Selected text:
•••••

Question

Find the vector equation of the straight line passing through (1, 2, 3) and perpendicular to the plane $\overrightarrow{r}·\left(\hat{i}+2\hat{j}-5\hat{k}\right)+9=0.$

Answer 1

$$\begin{gathered} \text{Let}a,b,c\text{be the direction ratios of the given line.} \\ \text{Since the line passes through the point (1, 2, 3) is,} \\ \frac{x-1}{a}=\frac{y-2}{b}=\frac{z-3}{c}...\left(1\right) \\ \text{Since this line is perpendicular to the plane}\overrightarrow{r}\text{.}\left(\hat{i}+2\hat{j}-5\hat{k}\right)\text{+9 = 0 or}x+2y-5z+9=0,\text{the line is parallel to the normal of the plane.} \\ \text{So, the direction ratios of the line are proportional to the direction ratios of the given plane.} \\ \text{So,}\frac{a}{1}=\frac{b}{2}=\frac{c}{-5}=\lambda \\ \Rightarrow a=\lambda ;b=2\lambda ;c=-5\lambda \\ \text{Substituting these values in (1), we get} \\ \frac{x-1}{1}=\frac{y+1}{2}=\frac{z-2}{-5},\text{which is the Cartesian form of the line.} \\ \mathbf{\text{Vector form}} \\ \text{The given line passes through a point whose position vector is}\overrightarrow{a}=\hat{i}+2\hat{j}+3\hat{k}\text{and is parallel to the vector}\overrightarrow{b}\text{=}\hat{i}\text{+ 2}\hat{j}\text{- 5}\hat{k}\text{. So, its equation in vector form is} \\ \overrightarrow{r}=\overrightarrow{a}+\lambda \overrightarrow{b} \\ \Rightarrow \overrightarrow{r}=\left(\hat{i}+2\hat{j}+3\hat{k}\right)+\lambda \left(\hat{i}\text{+ 2}\hat{j}\text{- 5}\hat{k}\right) \end{gathered}$$

•••••

Exercise directions: In the vector line problem, what vector is the line parallel to in the vector form? The data plays no part in this.

•••••

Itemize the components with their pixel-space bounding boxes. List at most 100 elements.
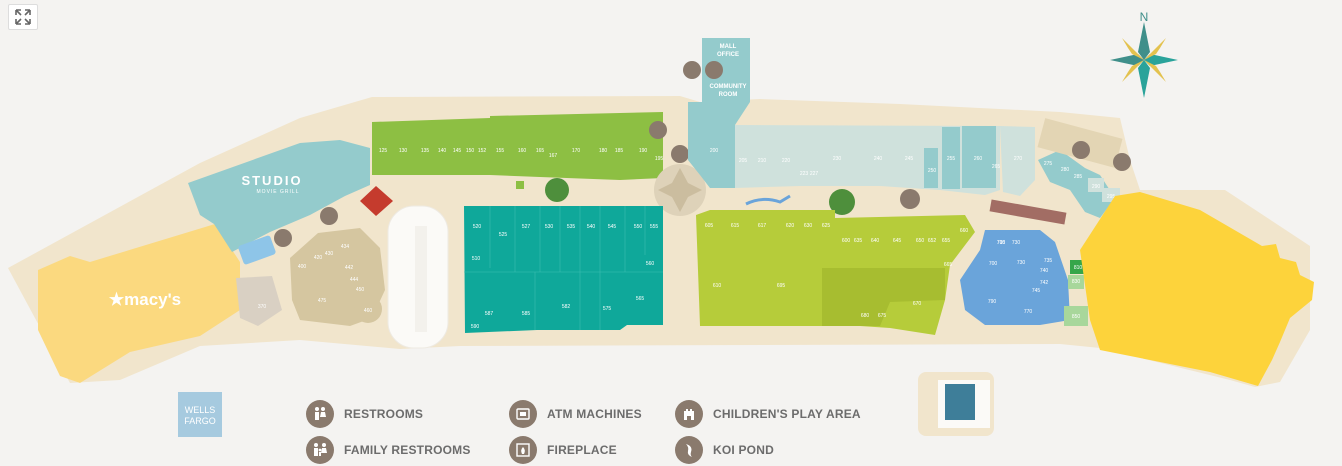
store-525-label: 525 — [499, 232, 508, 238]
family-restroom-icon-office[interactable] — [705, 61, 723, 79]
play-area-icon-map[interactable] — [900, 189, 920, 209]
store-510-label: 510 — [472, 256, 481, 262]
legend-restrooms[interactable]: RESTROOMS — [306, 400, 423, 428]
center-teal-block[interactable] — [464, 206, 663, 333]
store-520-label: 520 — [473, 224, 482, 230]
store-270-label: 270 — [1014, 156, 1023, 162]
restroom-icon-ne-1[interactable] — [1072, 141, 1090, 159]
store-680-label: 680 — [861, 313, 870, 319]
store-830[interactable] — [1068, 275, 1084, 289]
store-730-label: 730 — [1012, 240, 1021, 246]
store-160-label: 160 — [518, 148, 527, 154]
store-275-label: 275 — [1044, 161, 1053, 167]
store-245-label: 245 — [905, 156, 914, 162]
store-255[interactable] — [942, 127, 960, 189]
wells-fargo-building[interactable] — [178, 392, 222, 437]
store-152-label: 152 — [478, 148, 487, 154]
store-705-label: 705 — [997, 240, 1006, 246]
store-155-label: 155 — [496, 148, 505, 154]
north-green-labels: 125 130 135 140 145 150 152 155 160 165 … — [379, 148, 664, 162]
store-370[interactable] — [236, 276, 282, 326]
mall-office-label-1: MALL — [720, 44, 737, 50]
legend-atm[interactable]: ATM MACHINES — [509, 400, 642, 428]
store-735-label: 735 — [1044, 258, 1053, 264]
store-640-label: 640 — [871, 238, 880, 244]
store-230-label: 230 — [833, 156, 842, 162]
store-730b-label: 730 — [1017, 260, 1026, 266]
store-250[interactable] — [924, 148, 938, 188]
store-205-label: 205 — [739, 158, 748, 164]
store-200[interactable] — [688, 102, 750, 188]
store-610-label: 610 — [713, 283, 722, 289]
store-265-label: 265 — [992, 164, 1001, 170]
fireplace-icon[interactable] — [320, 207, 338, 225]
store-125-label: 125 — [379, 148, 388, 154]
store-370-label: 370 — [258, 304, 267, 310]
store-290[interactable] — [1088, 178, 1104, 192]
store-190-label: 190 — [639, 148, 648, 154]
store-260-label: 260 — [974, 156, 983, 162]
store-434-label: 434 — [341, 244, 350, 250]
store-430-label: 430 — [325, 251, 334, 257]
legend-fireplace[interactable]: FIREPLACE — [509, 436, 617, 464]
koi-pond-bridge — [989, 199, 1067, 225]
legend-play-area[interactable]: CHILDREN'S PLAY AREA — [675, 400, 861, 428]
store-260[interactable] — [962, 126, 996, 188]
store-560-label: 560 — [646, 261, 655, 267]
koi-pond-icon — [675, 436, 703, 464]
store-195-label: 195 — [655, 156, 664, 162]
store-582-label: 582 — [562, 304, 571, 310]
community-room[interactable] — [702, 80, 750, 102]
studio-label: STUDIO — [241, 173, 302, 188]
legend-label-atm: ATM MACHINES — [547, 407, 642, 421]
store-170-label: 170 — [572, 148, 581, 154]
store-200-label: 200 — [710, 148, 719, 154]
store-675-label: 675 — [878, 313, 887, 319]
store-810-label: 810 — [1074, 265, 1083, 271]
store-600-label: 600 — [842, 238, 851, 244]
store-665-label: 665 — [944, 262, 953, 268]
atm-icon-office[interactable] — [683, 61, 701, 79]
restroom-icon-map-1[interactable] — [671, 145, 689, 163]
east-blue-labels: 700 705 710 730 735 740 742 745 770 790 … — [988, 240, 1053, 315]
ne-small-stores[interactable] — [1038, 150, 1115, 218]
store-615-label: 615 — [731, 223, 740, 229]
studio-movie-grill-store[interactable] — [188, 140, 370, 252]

•••••

Task response: The line is parallel to the vector î + 2ĵ − 5k̂.